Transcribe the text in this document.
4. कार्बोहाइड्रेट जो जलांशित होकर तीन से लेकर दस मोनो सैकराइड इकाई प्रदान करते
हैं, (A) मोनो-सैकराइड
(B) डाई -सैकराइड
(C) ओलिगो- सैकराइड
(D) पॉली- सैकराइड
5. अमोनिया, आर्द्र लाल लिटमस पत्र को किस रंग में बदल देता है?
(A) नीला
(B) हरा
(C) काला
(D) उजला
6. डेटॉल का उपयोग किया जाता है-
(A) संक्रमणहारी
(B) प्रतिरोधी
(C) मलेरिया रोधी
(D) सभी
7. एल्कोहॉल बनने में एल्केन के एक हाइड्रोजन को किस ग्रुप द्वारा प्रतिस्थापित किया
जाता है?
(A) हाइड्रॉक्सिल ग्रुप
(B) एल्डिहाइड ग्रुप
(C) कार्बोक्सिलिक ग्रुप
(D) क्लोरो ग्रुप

──────

Work to complete — Reproduce all the records precisely.

Answer for the task —
Transcribe the text in this document.
4. कार्बोहाइड्रेट जो जलांशित होकर तीन से लेकर दस मोनो सैकराइड इकाई प्रदान करते
हैं, (A) मोनो-सैकराइड
(B) डाई -सैकराइड
(C) ओलिगो- सैकराइड
(D) पॉली- सैकराइड
5. अमोनिया, आर्द्र लाल लिटमस पत्र को किस रंग में बदल देता है?
(A) नीला
(B) हरा
(C) काला
(D) उजला
6. डेटॉल का उपयोग किया जाता है-
(A) संक्रमणहारी
(B) प्रतिरोधी
(C) मलेरिया रोधी
(D) सभी
7. एल्कोहॉल बनने में एल्केन के एक हाइड्रोजन को किस ग्रुप द्वारा प्रतिस्थापित किया
जाता है?
(A) हाइड्रॉक्सिल ग्रुप
(B) एल्डिहाइड ग्रुप
(C) कार्बोक्सिलिक ग्रुप
(D) क्लोरो ग्रुप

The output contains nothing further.